Problem statement:
Reproduce every entry that follows word for word, but omit the images.

-------

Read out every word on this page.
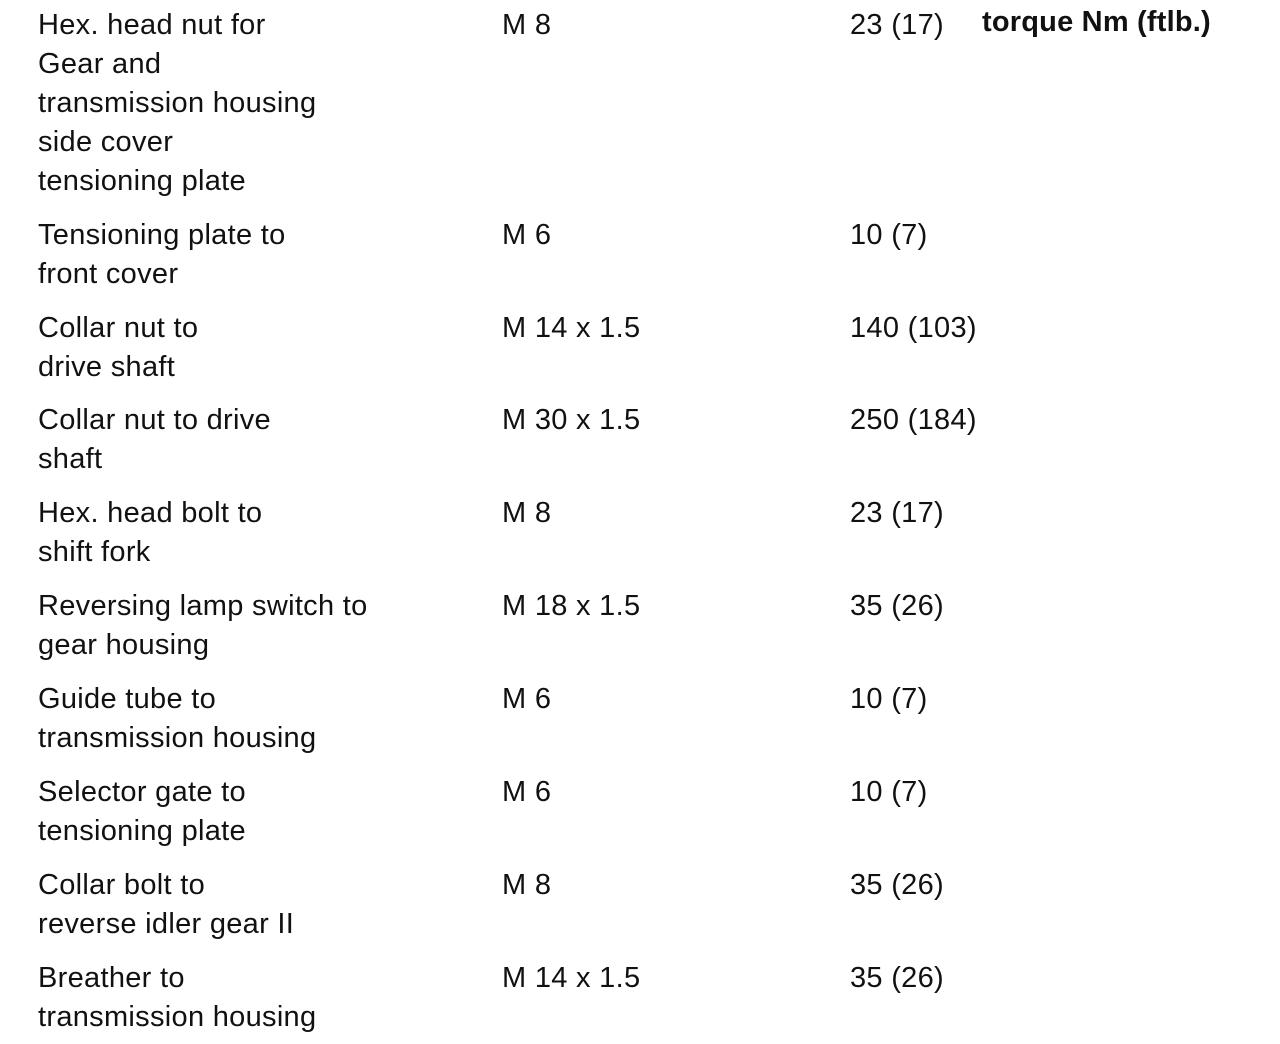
torque Nm (ftlb.)
Hex. head nut for
Gear and
transmission housing
side cover
tensioning plate
M 8	23 (17)
Tensioning plate to
front cover
M 6	10 (7)
Collar nut to
drive shaft
M 14 x 1.5	140 (103)
Collar nut to drive
shaft
M 30 x 1.5	250 (184)
Hex. head bolt to
shift fork
M 8	23 (17)
Reversing lamp switch to
gear housing
M 18 x 1.5	35 (26)
Guide tube to
transmission housing
M 6	10 (7)
Selector gate to
tensioning plate
M 6	10 (7)
Collar bolt to
reverse idler gear II
M 8	35 (26)
Breather to
transmission housing
M 14 x 1.5	35 (26)
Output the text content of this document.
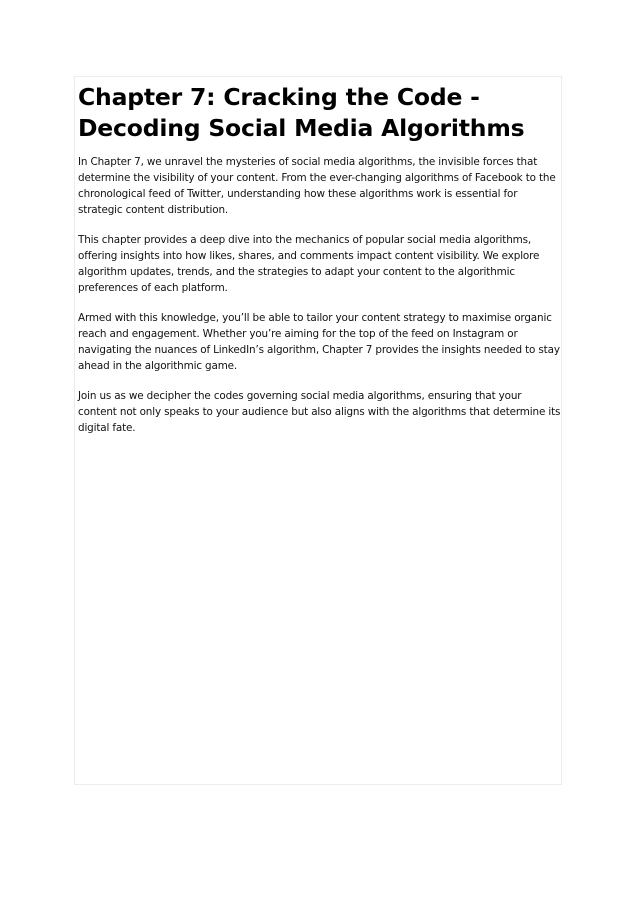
Chapter 7: Cracking the Code - Decoding Social Media Algorithms

In Chapter 7, we unravel the mysteries of social media algorithms, the invisible forces that determine the visibility of your content. From the ever-changing algorithms of Facebook to the chronological feed of Twitter, understanding how these algorithms work is essential for strategic content distribution.

This chapter provides a deep dive into the mechanics of popular social media algorithms, offering insights into how likes, shares, and comments impact content visibility. We explore algorithm updates, trends, and the strategies to adapt your content to the algorithmic preferences of each platform.

Armed with this knowledge, you’ll be able to tailor your content strategy to maximise organic reach and engagement. Whether you’re aiming for the top of the feed on Instagram or navigating the nuances of LinkedIn’s algorithm, Chapter 7 provides the insights needed to stay ahead in the algorithmic game.

Join us as we decipher the codes governing social media algorithms, ensuring that your content not only speaks to your audience but also aligns with the algorithms that determine its digital fate.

-------

Problem solution:
Read out every word on this page.
torque Nm (ftlb.)
Hex. head nut for
Gear and
transmission housing
side cover
tensioning plate
M 8	23 (17)
Tensioning plate to
front cover
M 6	10 (7)
Collar nut to
drive shaft
M 14 x 1.5	140 (103)
Collar nut to drive
shaft
M 30 x 1.5	250 (184)
Hex. head bolt to
shift fork
M 8	23 (17)
Reversing lamp switch to
gear housing
M 18 x 1.5	35 (26)
Guide tube to
transmission housing
M 6	10 (7)
Selector gate to
tensioning plate
M 6	10 (7)
Collar bolt to
reverse idler gear II
M 8	35 (26)
Breather to
transmission housing
M 14 x 1.5	35 (26)
Output the text content of this document.
Chapter 7: Cracking the Code - Decoding Social Media Algorithms

In Chapter 7, we unravel the mysteries of social media algorithms, the invisible forces that determine the visibility of your content. From the ever-changing algorithms of Facebook to the chronological feed of Twitter, understanding how these algorithms work is essential for strategic content distribution.

This chapter provides a deep dive into the mechanics of popular social media algorithms, offering insights into how likes, shares, and comments impact content visibility. We explore algorithm updates, trends, and the strategies to adapt your content to the algorithmic preferences of each platform.

Armed with this knowledge, you’ll be able to tailor your content strategy to maximise organic reach and engagement. Whether you’re aiming for the top of the feed on Instagram or navigating the nuances of LinkedIn’s algorithm, Chapter 7 provides the insights needed to stay ahead in the algorithmic game.

Join us as we decipher the codes governing social media algorithms, ensuring that your content not only speaks to your audience but also aligns with the algorithms that determine its digital fate.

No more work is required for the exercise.